THE REQUEST:
Copy the listing below character for character, from its first line through the line containing "- button[interactable]: Favorites: [0, 102, 155, 129]", including that line.
------ DATASET RECORDS ------
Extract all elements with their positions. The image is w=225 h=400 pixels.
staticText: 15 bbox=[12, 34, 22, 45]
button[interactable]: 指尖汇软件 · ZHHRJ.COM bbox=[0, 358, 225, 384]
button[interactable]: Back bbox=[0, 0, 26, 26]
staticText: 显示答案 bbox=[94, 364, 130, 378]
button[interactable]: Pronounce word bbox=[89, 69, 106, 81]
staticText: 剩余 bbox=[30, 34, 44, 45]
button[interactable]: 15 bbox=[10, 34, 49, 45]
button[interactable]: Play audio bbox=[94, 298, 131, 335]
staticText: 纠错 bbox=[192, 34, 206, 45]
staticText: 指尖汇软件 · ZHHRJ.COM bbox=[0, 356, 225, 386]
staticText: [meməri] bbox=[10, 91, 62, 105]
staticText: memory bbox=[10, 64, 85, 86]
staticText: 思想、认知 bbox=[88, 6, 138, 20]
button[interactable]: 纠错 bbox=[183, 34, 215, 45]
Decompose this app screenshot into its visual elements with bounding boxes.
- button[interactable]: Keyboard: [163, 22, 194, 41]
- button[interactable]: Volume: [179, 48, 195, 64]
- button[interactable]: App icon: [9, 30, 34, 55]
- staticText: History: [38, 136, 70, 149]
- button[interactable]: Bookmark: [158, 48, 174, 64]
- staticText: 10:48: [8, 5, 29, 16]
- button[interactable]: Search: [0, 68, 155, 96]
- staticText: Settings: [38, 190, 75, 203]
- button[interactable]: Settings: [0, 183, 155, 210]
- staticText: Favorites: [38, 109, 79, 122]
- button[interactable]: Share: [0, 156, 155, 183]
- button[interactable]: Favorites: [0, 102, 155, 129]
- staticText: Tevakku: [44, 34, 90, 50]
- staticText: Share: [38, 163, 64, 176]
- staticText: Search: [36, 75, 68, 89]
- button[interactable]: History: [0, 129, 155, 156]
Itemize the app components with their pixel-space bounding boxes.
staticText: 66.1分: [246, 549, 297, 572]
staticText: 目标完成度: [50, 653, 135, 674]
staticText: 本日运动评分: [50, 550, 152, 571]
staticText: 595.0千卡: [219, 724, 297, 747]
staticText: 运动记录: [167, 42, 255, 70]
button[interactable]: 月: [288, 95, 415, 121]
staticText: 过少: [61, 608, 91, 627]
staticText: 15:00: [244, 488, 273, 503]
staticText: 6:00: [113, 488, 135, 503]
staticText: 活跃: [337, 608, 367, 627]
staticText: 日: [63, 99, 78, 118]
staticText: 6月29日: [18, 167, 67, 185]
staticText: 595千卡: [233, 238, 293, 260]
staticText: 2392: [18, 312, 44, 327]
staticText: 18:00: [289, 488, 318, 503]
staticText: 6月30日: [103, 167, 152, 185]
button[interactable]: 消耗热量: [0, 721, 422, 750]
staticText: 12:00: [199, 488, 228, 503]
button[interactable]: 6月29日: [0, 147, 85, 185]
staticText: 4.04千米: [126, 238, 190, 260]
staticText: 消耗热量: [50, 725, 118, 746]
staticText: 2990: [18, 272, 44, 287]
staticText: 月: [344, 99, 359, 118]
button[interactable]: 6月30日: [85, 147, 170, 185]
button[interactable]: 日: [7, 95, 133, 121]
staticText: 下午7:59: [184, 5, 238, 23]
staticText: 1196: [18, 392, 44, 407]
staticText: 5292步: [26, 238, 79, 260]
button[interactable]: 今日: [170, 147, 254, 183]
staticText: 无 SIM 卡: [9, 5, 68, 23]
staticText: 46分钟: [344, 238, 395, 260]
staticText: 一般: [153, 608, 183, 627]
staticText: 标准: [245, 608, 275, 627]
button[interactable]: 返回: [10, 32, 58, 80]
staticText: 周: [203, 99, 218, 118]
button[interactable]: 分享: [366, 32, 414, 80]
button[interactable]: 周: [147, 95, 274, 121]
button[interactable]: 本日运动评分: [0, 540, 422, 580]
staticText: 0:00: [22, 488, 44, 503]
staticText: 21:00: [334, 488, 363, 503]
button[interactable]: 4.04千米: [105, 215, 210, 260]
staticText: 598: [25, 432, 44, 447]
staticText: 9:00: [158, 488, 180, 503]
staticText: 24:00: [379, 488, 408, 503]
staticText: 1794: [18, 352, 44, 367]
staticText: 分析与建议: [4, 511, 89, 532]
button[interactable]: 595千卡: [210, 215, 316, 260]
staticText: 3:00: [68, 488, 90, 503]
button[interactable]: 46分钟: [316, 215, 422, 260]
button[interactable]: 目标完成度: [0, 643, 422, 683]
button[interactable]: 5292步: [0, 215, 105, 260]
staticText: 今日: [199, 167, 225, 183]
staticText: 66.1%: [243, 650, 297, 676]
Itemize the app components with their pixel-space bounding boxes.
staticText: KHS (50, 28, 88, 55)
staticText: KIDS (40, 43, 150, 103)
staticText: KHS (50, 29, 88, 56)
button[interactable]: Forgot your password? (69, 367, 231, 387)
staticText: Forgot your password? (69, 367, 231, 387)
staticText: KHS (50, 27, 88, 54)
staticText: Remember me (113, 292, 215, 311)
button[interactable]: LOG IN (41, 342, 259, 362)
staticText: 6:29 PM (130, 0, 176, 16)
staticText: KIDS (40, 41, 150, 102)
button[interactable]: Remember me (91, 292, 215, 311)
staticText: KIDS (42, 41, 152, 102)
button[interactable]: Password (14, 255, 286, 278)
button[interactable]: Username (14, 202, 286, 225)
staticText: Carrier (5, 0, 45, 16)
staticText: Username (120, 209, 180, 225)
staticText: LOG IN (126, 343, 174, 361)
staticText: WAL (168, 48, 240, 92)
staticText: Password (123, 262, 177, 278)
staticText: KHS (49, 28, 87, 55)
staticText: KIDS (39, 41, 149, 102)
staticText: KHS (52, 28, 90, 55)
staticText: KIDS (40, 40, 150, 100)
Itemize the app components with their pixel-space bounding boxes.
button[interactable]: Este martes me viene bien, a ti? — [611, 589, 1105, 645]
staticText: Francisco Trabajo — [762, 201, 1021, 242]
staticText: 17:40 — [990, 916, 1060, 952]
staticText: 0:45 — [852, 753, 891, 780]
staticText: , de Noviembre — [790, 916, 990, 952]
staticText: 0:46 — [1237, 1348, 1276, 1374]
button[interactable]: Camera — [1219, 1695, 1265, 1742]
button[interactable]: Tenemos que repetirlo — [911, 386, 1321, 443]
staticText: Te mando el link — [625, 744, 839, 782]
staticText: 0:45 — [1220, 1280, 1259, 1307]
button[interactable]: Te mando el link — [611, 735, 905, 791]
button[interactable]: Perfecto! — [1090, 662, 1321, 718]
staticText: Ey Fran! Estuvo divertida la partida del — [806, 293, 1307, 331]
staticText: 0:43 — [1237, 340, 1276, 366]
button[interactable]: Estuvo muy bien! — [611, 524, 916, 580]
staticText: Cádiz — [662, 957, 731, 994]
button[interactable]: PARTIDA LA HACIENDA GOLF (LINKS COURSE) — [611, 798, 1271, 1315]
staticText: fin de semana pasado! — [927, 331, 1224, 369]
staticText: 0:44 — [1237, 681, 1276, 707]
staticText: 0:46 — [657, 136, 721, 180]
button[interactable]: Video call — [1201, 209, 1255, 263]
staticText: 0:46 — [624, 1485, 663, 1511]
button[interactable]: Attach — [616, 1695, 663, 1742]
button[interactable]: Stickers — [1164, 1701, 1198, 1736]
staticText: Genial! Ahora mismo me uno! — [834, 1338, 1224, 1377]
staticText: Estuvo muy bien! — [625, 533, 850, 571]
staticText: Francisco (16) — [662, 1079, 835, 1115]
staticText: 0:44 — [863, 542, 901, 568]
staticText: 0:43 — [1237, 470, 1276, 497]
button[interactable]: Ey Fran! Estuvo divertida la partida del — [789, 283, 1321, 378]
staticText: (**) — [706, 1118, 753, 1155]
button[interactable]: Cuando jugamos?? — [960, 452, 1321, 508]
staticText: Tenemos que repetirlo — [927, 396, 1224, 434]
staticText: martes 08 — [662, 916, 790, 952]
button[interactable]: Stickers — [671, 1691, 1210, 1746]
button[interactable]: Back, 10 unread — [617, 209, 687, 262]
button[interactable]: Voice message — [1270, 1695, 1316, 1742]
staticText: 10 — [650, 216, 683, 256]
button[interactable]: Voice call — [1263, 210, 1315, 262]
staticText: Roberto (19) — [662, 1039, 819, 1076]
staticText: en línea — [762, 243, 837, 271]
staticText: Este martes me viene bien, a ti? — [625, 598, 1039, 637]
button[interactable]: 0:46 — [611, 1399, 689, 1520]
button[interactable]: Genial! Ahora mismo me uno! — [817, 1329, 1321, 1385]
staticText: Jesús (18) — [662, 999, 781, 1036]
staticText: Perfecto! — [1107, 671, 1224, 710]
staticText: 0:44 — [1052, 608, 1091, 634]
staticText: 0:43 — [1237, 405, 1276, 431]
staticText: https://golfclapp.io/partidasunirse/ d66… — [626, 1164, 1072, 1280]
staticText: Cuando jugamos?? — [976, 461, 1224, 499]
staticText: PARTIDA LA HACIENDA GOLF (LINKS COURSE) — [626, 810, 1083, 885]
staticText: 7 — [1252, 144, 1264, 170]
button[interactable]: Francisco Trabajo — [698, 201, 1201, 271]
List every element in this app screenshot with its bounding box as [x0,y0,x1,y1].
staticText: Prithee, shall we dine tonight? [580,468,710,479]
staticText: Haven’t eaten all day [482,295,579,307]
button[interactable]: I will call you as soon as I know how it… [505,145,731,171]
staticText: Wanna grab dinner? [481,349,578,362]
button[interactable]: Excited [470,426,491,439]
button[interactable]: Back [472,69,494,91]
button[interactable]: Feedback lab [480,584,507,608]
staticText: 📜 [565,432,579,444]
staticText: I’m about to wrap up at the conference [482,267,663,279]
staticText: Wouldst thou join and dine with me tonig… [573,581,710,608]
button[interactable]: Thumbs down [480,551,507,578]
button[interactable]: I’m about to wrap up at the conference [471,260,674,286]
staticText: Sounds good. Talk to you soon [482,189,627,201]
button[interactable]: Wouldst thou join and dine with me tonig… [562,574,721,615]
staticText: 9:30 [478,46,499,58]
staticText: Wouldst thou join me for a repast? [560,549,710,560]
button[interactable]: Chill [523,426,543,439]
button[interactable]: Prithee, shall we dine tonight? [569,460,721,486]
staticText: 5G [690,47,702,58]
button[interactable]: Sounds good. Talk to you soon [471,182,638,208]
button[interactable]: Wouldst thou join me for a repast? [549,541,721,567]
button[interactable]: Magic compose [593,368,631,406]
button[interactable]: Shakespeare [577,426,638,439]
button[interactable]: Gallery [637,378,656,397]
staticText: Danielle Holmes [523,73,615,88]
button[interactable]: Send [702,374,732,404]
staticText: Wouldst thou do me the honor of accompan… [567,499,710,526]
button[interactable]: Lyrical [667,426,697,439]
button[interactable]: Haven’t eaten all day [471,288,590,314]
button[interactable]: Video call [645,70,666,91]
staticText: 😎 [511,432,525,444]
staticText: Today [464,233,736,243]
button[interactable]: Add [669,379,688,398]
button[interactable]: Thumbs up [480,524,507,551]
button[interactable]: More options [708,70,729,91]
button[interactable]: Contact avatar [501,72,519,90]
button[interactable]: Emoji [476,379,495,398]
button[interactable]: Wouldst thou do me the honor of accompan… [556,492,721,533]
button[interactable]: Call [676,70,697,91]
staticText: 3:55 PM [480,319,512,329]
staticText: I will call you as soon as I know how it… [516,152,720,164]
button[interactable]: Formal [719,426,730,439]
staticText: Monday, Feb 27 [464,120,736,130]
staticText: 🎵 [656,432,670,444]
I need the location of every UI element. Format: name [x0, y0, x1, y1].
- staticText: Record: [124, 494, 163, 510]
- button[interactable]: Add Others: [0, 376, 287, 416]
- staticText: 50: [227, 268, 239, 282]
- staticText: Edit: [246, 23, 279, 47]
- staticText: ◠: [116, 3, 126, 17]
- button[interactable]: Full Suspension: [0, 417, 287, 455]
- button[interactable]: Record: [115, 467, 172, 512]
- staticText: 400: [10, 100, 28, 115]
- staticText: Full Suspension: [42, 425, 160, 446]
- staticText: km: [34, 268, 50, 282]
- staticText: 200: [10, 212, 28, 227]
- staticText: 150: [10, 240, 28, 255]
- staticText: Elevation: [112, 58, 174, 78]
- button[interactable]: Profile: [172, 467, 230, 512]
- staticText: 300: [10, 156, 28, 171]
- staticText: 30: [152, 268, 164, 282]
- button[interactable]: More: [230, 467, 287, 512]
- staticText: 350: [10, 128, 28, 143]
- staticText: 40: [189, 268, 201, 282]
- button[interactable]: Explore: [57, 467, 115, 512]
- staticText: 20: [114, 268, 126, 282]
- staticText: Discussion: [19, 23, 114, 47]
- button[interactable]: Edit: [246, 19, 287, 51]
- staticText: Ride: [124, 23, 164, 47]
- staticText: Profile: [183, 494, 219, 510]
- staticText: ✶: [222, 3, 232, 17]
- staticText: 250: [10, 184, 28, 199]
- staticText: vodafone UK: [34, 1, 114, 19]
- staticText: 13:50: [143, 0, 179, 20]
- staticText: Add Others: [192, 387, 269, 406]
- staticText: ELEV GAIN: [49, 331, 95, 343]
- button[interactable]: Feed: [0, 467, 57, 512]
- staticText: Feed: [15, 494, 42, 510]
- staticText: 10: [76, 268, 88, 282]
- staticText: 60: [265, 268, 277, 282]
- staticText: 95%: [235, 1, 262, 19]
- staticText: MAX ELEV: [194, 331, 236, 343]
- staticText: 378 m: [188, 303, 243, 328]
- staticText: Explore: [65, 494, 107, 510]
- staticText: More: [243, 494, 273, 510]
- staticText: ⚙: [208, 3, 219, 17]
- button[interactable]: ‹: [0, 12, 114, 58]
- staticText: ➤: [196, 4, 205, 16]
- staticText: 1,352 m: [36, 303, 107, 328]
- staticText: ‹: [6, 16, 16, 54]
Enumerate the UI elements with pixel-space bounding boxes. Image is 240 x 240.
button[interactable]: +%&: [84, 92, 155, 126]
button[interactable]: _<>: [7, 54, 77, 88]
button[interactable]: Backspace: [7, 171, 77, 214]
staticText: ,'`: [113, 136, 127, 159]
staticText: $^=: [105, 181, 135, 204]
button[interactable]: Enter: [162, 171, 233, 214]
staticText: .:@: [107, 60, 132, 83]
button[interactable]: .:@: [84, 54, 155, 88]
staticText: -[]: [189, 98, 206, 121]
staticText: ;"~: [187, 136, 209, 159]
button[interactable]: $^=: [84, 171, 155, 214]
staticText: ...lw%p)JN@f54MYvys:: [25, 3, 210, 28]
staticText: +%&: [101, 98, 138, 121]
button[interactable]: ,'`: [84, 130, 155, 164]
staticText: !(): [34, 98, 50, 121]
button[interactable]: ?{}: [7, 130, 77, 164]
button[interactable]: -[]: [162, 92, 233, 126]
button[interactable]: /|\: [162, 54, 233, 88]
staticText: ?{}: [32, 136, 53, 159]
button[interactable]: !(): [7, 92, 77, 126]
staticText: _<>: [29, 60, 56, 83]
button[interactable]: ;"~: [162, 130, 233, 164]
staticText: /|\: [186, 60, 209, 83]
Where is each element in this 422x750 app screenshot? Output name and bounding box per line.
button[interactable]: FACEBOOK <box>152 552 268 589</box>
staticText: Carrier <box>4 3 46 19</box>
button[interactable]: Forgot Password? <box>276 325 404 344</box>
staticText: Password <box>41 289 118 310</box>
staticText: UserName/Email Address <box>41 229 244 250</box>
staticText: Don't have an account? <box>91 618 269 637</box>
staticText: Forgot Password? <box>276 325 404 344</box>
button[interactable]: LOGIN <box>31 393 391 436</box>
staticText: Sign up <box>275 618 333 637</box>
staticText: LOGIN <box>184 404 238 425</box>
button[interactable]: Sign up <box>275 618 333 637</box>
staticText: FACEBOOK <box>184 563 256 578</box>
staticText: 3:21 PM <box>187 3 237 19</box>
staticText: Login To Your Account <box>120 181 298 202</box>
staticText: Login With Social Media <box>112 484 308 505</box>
------
THE ANSWER:
Extract all elements with their positions. The image is w=225 h=400 pixels.
staticText: 15 bbox=[12, 34, 22, 45]
button[interactable]: 指尖汇软件 · ZHHRJ.COM bbox=[0, 358, 225, 384]
button[interactable]: Back bbox=[0, 0, 26, 26]
staticText: 显示答案 bbox=[94, 364, 130, 378]
button[interactable]: Pronounce word bbox=[89, 69, 106, 81]
staticText: 剩余 bbox=[30, 34, 44, 45]
button[interactable]: 15 bbox=[10, 34, 49, 45]
button[interactable]: Play audio bbox=[94, 298, 131, 335]
staticText: 纠错 bbox=[192, 34, 206, 45]
staticText: 指尖汇软件 · ZHHRJ.COM bbox=[0, 356, 225, 386]
staticText: [meməri] bbox=[10, 91, 62, 105]
staticText: memory bbox=[10, 64, 85, 86]
staticText: 思想、认知 bbox=[88, 6, 138, 20]
button[interactable]: 纠错 bbox=[183, 34, 215, 45]
Decompose this app screenshot into its visual elements with bounding boxes.
- button[interactable]: Keyboard: [163, 22, 194, 41]
- button[interactable]: Volume: [179, 48, 195, 64]
- button[interactable]: App icon: [9, 30, 34, 55]
- staticText: History: [38, 136, 70, 149]
- button[interactable]: Bookmark: [158, 48, 174, 64]
- staticText: 10:48: [8, 5, 29, 16]
- button[interactable]: Search: [0, 68, 155, 96]
- staticText: Settings: [38, 190, 75, 203]
- button[interactable]: Settings: [0, 183, 155, 210]
- staticText: Favorites: [38, 109, 79, 122]
- button[interactable]: Share: [0, 156, 155, 183]
- button[interactable]: Favorites: [0, 102, 155, 129]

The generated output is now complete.